(What this task involves) Reproduce every line in the listing that contains the word "Nadmorska".

(Excerpted records)
— START —
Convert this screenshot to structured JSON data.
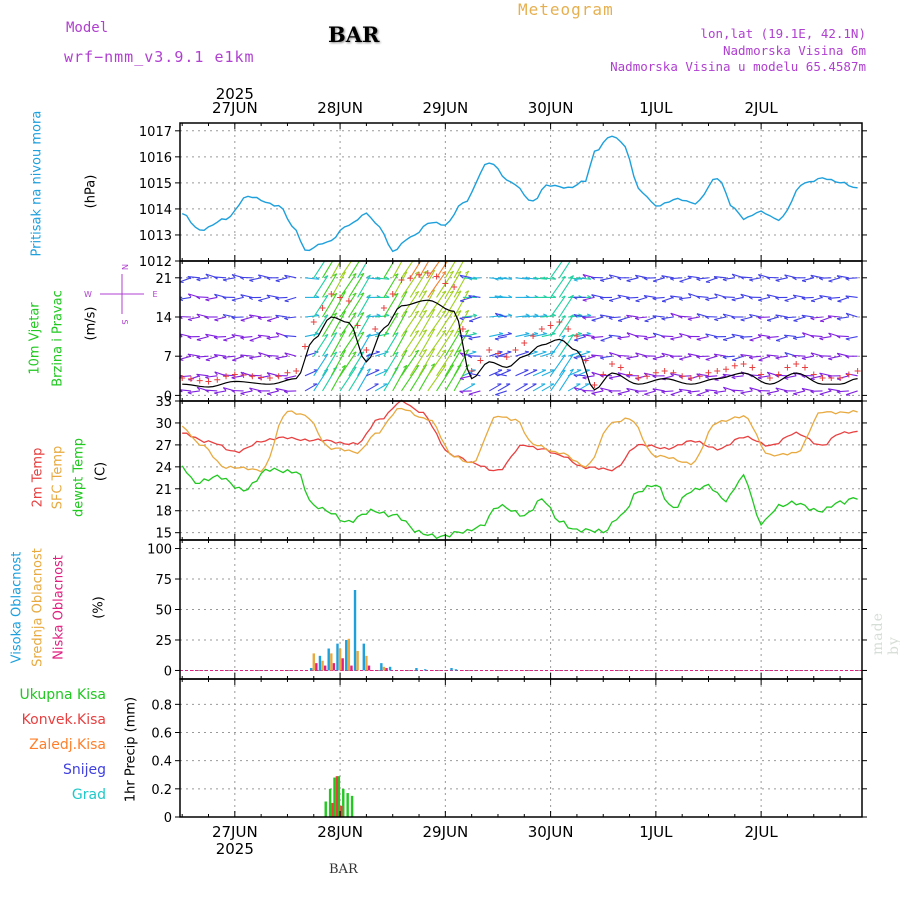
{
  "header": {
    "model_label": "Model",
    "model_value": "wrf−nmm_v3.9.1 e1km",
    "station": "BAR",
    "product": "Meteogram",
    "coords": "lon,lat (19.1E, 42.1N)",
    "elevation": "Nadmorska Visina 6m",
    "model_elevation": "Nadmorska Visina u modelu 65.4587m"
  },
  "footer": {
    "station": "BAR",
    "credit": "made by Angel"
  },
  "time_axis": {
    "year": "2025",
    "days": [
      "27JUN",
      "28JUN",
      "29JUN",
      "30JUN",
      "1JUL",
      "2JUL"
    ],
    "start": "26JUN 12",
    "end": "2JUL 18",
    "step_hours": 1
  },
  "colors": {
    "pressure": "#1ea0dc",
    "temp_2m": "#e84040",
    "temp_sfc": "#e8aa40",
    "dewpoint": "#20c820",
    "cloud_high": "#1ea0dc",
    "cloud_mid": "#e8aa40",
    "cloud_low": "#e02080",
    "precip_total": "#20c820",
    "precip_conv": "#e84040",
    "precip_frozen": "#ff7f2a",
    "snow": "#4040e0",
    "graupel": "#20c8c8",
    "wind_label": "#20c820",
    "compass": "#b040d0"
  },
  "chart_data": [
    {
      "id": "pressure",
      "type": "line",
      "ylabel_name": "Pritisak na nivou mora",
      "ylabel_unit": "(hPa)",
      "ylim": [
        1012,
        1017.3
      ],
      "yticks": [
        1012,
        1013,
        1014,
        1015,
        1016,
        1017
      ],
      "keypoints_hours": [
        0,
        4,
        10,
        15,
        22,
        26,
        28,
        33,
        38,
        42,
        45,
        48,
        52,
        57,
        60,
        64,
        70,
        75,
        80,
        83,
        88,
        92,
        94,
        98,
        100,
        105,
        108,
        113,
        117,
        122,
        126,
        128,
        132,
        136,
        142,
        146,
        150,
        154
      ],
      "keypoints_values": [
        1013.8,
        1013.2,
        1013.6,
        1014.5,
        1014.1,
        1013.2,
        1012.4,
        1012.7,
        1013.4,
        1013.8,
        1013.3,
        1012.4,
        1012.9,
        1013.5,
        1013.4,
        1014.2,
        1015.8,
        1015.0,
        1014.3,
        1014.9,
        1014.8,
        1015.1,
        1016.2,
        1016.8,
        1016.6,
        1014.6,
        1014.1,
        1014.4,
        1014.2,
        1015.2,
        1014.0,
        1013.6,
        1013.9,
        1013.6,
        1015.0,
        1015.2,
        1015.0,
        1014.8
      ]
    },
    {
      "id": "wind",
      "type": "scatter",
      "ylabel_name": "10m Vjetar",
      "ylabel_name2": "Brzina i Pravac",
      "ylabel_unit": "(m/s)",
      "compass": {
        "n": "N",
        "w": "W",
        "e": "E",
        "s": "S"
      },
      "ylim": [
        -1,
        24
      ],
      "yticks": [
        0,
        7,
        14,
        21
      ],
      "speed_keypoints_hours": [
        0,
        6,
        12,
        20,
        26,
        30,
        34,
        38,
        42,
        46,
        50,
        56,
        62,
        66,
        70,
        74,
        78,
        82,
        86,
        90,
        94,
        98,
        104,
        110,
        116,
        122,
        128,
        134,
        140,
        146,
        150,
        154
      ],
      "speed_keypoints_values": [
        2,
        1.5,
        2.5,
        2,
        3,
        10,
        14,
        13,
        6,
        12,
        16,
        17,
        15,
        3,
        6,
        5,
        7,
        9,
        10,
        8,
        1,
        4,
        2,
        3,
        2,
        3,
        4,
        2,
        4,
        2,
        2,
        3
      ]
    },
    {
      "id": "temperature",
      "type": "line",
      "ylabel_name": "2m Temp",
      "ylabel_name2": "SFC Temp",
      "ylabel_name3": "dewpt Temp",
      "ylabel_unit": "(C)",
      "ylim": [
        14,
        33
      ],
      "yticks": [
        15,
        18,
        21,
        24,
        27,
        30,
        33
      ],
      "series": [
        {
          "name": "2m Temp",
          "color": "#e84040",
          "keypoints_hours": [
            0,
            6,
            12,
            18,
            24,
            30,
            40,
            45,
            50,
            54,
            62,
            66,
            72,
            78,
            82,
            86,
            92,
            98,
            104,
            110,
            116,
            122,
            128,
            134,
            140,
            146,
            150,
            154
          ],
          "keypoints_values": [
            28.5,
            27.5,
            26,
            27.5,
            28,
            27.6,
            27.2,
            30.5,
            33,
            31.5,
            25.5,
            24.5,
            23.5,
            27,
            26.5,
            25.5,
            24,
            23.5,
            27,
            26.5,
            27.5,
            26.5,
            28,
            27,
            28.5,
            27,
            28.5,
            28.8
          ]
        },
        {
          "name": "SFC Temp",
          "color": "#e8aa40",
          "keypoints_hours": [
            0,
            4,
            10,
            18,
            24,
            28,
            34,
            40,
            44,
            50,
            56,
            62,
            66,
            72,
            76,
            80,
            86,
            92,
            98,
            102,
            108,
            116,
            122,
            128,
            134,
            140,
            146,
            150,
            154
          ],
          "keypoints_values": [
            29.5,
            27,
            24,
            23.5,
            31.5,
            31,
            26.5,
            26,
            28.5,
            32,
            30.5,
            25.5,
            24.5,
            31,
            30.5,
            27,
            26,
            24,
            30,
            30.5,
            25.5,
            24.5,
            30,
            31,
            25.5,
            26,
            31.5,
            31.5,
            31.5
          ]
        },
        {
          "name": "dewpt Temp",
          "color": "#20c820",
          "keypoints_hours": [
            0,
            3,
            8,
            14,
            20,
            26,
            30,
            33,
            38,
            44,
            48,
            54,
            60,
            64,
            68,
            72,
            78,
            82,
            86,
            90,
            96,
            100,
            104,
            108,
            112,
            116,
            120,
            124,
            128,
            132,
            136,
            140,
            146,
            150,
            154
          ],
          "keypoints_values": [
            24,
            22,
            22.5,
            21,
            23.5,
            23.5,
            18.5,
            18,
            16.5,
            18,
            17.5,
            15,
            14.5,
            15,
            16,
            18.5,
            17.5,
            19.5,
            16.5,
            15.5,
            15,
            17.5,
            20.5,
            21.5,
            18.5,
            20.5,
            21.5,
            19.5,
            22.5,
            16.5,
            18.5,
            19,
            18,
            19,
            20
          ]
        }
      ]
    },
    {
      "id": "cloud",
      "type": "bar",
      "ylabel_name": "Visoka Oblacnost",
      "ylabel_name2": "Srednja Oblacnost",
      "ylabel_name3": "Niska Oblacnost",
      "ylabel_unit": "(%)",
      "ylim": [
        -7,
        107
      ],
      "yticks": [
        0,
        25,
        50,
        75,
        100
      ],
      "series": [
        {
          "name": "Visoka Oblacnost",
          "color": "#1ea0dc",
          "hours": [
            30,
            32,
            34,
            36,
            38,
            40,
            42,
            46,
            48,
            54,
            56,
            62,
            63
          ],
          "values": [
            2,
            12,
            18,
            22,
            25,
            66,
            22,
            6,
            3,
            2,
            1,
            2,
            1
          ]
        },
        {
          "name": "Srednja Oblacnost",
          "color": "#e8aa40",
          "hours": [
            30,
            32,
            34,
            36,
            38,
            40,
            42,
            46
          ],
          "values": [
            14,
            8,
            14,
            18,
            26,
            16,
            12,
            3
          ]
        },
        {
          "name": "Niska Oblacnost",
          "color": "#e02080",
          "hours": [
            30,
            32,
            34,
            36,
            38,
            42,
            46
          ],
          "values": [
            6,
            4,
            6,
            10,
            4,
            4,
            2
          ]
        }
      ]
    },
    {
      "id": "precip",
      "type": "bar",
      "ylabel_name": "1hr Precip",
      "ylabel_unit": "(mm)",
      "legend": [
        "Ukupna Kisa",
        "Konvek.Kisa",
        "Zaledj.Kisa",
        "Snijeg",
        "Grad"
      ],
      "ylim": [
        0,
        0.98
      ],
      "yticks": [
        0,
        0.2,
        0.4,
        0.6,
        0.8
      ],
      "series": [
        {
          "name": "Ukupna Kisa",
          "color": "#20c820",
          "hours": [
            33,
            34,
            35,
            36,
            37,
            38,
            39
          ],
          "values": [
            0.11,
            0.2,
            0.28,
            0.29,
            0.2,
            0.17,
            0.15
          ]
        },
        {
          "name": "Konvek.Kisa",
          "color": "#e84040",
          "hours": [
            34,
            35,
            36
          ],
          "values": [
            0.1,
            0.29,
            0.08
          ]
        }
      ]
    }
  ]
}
— END —
(Problem solution)
    "elevation": "Nadmorska Visina 6m",
    "model_elevation": "Nadmorska Visina u modelu 65.4587m"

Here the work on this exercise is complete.